___ Material provided

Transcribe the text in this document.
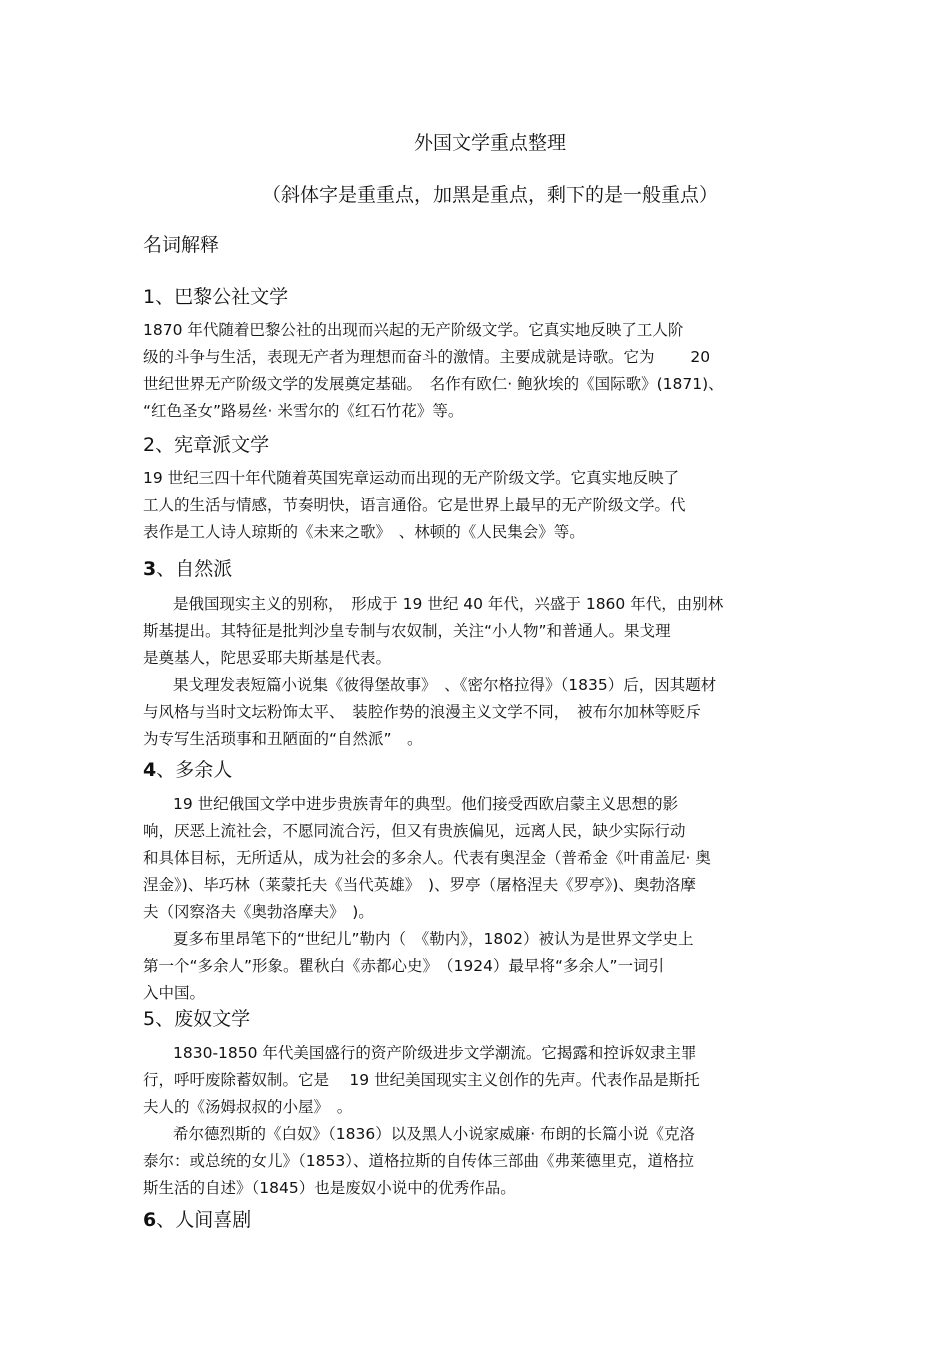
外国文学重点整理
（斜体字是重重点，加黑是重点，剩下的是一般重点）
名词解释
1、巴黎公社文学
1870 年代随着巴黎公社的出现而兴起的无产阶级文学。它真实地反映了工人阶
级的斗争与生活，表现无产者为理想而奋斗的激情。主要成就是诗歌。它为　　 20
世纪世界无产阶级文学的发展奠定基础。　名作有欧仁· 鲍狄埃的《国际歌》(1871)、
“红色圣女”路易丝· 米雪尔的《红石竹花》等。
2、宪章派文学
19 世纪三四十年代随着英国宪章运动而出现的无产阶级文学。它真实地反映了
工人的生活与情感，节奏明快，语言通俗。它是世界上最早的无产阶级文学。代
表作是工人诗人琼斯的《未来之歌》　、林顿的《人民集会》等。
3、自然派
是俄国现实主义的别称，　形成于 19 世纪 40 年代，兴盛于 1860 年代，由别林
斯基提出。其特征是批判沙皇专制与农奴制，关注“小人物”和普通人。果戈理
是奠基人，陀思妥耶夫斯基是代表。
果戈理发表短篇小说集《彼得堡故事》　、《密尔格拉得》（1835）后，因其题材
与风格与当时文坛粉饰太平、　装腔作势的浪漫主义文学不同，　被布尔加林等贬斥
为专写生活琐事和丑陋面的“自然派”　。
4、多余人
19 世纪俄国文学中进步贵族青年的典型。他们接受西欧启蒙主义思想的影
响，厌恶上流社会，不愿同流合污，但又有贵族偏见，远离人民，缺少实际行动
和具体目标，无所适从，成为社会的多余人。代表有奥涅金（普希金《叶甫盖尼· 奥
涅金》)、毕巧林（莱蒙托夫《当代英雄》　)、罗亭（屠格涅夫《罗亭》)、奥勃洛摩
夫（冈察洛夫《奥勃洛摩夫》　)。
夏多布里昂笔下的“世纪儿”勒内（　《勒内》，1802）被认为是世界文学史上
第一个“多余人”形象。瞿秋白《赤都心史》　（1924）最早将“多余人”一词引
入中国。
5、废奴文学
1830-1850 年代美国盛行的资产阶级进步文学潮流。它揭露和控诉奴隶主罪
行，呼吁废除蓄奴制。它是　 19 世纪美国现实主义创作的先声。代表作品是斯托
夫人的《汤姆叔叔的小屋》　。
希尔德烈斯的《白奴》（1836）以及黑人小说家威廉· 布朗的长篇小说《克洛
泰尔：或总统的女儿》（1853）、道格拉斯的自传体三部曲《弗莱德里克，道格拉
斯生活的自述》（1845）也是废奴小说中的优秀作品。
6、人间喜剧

______
___ Material provided

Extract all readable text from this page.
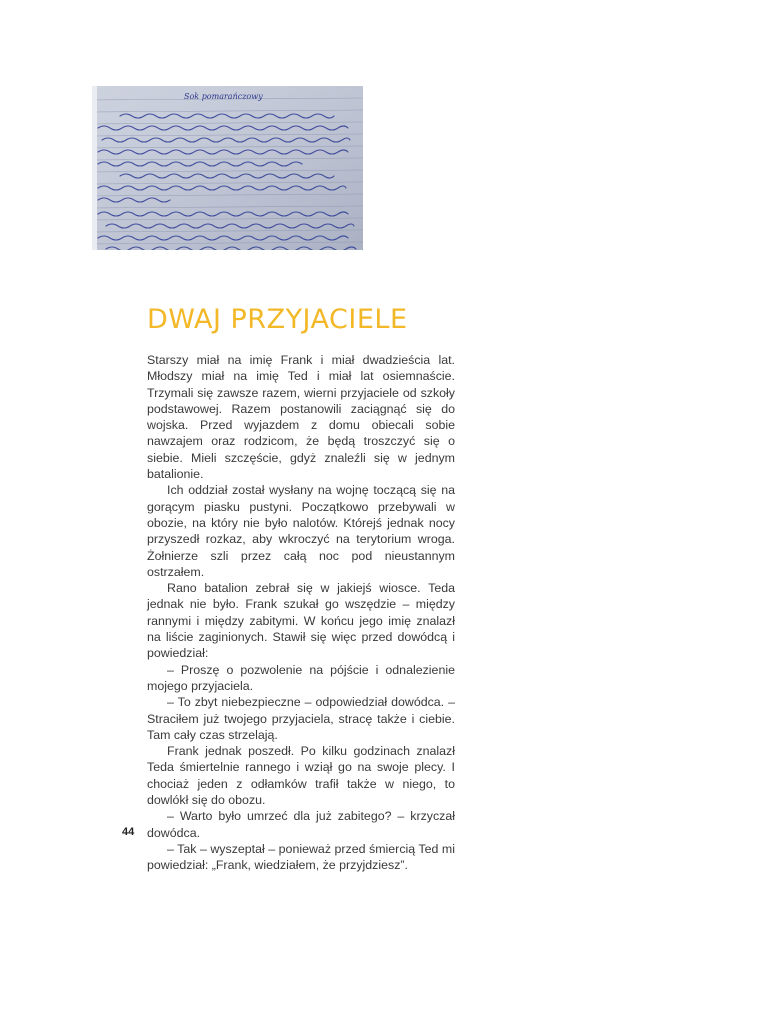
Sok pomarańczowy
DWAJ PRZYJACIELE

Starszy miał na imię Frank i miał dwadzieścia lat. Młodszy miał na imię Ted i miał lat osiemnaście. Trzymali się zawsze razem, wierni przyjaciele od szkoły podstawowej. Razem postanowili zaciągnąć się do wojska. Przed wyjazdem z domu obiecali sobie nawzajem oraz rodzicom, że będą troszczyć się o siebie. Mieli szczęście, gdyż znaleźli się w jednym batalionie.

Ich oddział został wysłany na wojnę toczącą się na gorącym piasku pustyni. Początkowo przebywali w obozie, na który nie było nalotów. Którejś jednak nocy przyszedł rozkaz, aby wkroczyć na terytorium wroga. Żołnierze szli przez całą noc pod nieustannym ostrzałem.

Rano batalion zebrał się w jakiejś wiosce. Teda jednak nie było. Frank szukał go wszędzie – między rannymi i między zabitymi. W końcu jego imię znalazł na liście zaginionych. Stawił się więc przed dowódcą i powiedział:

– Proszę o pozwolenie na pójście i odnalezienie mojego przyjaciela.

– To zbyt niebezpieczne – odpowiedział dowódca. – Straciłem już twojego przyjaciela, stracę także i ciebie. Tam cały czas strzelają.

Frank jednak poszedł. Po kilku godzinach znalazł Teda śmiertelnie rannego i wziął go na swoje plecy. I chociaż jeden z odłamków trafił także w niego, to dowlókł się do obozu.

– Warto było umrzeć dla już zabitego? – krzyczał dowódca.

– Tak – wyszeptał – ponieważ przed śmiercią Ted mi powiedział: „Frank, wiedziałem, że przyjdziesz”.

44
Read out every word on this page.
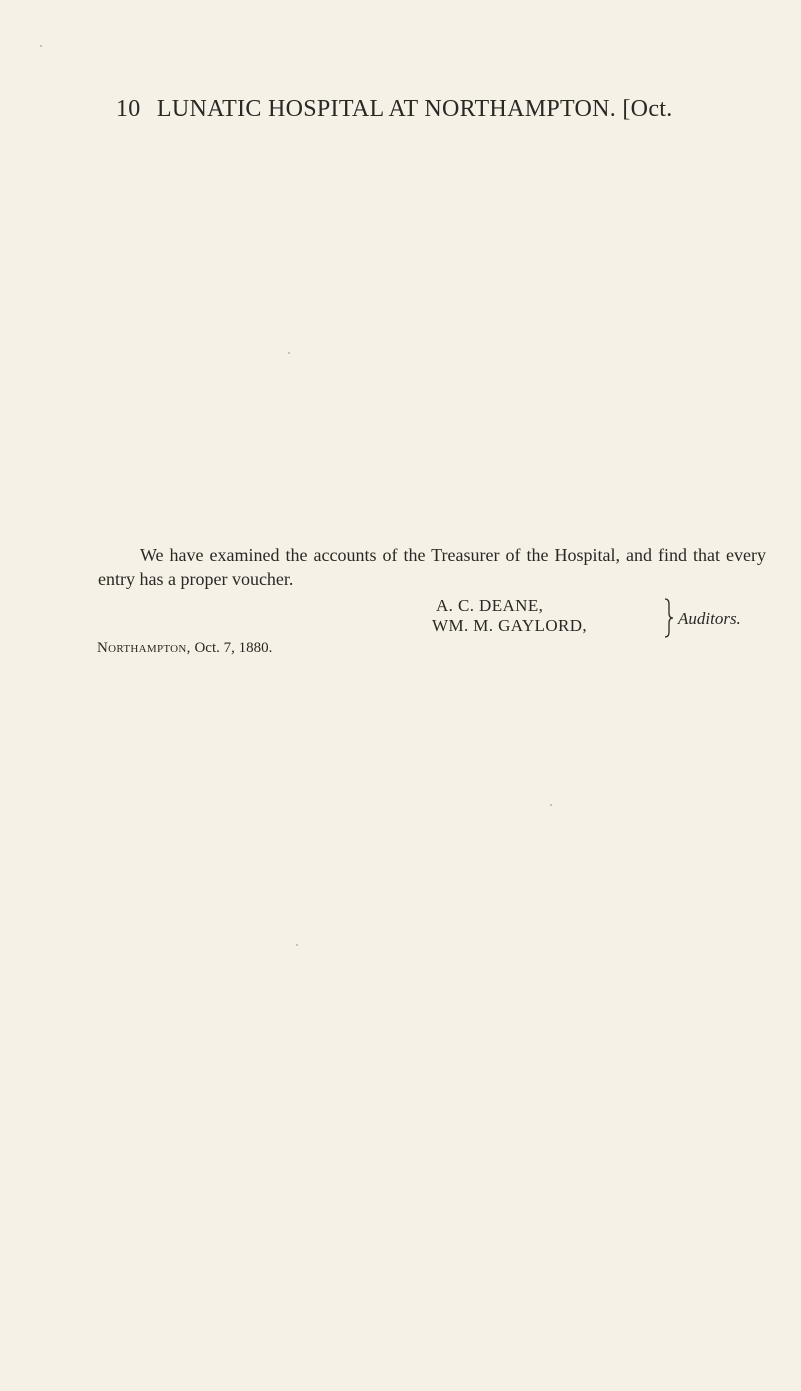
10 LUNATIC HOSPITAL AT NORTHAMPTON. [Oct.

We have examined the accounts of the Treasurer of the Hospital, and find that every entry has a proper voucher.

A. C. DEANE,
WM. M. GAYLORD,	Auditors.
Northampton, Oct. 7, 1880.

______
___ Material provided

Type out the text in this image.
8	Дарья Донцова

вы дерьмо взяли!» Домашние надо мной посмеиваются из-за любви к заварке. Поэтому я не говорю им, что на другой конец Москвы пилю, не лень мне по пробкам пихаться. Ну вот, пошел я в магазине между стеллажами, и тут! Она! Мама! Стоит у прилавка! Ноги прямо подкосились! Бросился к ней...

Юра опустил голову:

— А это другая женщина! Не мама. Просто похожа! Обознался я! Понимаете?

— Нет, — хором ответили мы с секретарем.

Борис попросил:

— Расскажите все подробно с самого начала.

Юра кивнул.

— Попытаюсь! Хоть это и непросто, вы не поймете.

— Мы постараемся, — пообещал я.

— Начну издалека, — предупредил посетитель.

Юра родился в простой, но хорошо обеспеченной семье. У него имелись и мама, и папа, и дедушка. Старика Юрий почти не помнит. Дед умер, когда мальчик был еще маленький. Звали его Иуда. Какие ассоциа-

______

* **Exercise prompt**
Scan the listing above. Gather each line that contains the word "Frank".

* **Task answer**
Starszy miał na imię Frank i miał dwadzieścia lat. Młodszy miał na imię Ted i miał lat osiemnaście. Trzymali się zawsze razem, wierni przyjaciele od szkoły podstawowej. Razem postanowili zaciągnąć się do wojska. Przed wyjazdem z domu obiecali sobie nawzajem oraz rodzicom, że będą troszczyć się o siebie. Mieli szczęście, gdyż znaleźli się w jednym batalionie.
Rano batalion zebrał się w jakiejś wiosce. Teda jednak nie było. Frank szukał go wszędzie – między rannymi i między zabitymi. W końcu jego imię znalazł na liście zaginionych. Stawił się więc przed dowódcą i powiedział:
Frank jednak poszedł. Po kilku godzinach znalazł Teda śmiertelnie rannego i wziął go na swoje plecy. I chociaż jeden z odłamków trafił także w niego, to dowlókł się do obozu.
– Tak – wyszeptał – ponieważ przed śmiercią Ted mi powiedział: „Frank, wiedziałem, że przyjdziesz”.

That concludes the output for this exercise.